*Exercise aim*.
Print the records below exactly as they appear.

*Working data*.

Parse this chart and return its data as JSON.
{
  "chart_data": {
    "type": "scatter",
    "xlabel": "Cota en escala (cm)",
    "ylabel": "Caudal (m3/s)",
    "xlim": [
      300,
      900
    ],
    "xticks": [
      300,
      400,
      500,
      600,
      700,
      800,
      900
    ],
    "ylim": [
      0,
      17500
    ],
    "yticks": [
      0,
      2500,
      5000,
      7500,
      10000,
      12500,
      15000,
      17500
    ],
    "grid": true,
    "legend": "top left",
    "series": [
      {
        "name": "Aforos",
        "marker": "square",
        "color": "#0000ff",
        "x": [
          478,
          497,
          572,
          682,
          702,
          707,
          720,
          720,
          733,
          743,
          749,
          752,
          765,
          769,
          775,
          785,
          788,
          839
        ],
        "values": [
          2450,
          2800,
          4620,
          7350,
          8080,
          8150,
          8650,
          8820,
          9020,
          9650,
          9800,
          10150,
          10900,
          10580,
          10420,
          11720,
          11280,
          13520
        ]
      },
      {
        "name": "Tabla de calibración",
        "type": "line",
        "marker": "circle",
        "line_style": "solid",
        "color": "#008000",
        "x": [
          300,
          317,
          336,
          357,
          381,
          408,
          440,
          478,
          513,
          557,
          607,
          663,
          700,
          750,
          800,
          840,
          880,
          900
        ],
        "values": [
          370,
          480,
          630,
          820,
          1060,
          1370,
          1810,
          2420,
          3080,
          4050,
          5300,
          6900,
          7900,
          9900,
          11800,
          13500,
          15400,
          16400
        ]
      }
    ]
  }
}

*Finished exercise*.
Parse this chart and return its data as JSON.
{
  "chart_data": {
    "type": "scatter",
    "xlabel": "Cota en escala (cm)",
    "ylabel": "Caudal (m3/s)",
    "xlim": [
      300,
      900
    ],
    "xticks": [
      300,
      400,
      500,
      600,
      700,
      800,
      900
    ],
    "ylim": [
      0,
      17500
    ],
    "yticks": [
      0,
      2500,
      5000,
      7500,
      10000,
      12500,
      15000,
      17500
    ],
    "grid": true,
    "legend": "top left",
    "series": [
      {
        "name": "Aforos",
        "marker": "square",
        "color": "#0000ff",
        "x": [
          478,
          497,
          572,
          682,
          702,
          707,
          720,
          720,
          733,
          743,
          749,
          752,
          765,
          769,
          775,
          785,
          788,
          839
        ],
        "values": [
          2450,
          2800,
          4620,
          7350,
          8080,
          8150,
          8650,
          8820,
          9020,
          9650,
          9800,
          10150,
          10900,
          10580,
          10420,
          11720,
          11280,
          13520
        ]
      },
      {
        "name": "Tabla de calibración",
        "type": "line",
        "marker": "circle",
        "line_style": "solid",
        "color": "#008000",
        "x": [
          300,
          317,
          336,
          357,
          381,
          408,
          440,
          478,
          513,
          557,
          607,
          663,
          700,
          750,
          800,
          840,
          880,
          900
        ],
        "values": [
          370,
          480,
          630,
          820,
          1060,
          1370,
          1810,
          2420,
          3080,
          4050,
          5300,
          6900,
          7900,
          9900,
          11800,
          13500,
          15400,
          16400
        ]
      }
    ]
  }
}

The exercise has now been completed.